__Written request__. Count every line below in which "language" occurs, then give only the count.

__Available records__.

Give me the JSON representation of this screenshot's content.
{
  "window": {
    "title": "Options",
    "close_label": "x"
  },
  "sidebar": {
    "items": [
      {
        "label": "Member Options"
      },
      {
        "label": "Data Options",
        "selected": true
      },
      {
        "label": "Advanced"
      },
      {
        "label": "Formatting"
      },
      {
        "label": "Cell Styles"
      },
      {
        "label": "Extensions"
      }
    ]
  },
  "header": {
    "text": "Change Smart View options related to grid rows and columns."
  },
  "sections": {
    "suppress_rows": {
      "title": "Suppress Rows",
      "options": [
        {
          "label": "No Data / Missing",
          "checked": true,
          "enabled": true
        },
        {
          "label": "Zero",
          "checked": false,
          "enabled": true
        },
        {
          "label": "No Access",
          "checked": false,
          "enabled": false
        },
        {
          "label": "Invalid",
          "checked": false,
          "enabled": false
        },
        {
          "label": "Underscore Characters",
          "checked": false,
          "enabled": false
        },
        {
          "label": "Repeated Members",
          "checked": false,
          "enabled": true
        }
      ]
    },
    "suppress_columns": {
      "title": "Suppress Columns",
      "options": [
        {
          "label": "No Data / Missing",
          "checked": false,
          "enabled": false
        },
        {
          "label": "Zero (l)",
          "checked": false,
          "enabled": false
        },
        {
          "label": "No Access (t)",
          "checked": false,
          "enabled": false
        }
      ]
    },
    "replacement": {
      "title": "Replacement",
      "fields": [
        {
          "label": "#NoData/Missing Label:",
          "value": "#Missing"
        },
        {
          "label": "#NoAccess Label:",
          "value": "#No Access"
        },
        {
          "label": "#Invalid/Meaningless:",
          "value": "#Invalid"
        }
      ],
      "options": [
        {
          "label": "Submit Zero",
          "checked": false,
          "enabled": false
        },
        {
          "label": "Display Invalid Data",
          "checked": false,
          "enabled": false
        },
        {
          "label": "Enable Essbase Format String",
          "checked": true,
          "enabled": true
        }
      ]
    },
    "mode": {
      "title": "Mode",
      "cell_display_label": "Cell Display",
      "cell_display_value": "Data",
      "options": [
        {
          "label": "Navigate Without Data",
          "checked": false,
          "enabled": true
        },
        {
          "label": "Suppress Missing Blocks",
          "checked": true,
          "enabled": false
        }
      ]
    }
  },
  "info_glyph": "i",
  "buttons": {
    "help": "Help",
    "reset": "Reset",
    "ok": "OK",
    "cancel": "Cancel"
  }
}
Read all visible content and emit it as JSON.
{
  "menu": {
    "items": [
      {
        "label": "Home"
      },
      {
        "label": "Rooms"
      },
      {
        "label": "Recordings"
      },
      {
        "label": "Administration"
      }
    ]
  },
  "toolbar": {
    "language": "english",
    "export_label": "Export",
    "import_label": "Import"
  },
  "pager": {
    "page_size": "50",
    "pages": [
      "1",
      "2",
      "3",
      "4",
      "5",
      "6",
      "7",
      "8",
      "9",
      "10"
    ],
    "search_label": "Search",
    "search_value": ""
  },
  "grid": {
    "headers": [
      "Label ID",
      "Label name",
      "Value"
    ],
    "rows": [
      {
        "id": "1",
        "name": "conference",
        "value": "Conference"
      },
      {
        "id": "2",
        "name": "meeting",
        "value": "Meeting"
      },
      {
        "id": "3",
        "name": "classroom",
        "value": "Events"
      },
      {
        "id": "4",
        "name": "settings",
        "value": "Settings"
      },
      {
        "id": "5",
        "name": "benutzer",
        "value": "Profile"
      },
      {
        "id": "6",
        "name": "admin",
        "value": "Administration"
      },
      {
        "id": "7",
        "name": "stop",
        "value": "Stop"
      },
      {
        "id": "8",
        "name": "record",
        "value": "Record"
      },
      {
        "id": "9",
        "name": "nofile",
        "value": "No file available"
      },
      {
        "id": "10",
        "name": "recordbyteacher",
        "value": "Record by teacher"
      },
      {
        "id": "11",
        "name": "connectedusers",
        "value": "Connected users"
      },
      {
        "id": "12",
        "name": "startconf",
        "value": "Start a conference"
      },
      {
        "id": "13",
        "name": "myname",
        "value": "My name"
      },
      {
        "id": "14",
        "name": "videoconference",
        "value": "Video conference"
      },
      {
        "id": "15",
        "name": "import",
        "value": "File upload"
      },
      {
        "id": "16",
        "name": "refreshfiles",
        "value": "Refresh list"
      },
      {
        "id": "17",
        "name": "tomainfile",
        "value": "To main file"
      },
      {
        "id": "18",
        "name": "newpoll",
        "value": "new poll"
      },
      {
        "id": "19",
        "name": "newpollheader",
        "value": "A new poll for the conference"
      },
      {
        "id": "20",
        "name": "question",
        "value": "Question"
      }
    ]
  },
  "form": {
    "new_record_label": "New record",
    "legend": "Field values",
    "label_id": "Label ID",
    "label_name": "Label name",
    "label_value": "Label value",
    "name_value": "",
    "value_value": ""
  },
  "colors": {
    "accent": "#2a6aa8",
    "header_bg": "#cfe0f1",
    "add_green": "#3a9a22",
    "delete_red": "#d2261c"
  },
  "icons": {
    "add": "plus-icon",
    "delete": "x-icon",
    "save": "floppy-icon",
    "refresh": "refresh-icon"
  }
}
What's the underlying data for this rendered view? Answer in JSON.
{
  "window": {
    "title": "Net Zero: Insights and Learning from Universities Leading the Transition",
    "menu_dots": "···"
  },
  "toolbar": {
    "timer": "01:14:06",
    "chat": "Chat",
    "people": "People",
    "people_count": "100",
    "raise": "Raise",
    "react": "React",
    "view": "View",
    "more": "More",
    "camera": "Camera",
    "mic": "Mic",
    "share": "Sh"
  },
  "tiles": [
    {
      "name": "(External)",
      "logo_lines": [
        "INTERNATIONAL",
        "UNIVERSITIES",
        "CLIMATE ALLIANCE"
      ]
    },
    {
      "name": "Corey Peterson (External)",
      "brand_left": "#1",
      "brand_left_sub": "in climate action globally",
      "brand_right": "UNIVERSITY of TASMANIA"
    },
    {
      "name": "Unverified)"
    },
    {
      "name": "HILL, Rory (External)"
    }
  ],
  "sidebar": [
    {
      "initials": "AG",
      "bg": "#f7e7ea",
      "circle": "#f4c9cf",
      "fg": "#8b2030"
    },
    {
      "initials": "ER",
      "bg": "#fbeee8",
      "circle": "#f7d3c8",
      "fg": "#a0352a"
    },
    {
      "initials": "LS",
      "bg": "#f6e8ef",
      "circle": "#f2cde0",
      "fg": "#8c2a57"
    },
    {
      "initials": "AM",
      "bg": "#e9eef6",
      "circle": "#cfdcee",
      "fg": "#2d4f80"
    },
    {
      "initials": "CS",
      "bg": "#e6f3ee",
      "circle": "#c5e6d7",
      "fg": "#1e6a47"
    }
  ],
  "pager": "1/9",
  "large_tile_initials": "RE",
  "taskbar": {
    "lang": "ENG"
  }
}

---

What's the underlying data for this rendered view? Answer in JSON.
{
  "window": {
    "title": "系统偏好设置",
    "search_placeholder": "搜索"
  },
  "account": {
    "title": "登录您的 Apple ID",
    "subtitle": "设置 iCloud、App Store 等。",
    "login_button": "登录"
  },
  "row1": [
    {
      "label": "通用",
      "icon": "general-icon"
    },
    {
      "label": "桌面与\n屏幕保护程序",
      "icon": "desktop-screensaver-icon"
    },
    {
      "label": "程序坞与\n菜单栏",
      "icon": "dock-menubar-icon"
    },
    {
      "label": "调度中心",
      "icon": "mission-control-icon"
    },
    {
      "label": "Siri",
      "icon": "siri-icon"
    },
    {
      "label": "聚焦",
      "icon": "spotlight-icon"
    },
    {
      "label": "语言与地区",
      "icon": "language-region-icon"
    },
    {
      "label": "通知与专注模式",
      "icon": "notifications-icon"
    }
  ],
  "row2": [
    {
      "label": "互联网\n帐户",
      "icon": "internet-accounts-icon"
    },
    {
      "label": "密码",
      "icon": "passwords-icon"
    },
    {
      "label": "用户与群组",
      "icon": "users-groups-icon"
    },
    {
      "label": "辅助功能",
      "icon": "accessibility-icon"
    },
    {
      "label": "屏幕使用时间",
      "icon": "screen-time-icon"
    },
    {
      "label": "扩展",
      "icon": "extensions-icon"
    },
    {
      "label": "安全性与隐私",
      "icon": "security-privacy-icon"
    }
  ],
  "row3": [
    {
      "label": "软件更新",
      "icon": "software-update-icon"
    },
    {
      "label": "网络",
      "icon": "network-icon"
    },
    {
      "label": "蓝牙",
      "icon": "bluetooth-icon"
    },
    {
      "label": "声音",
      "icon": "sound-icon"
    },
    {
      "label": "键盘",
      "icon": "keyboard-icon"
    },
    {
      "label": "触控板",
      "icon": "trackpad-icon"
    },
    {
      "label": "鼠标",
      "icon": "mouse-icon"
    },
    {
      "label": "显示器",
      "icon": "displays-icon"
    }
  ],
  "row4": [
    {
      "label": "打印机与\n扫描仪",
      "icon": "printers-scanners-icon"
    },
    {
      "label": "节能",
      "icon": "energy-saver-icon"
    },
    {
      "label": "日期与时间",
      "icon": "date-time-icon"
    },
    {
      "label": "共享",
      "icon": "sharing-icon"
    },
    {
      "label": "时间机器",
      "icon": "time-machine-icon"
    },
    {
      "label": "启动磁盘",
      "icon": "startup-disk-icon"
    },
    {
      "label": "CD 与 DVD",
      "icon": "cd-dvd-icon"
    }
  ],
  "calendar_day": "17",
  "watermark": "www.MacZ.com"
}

__Finished exercise__. 2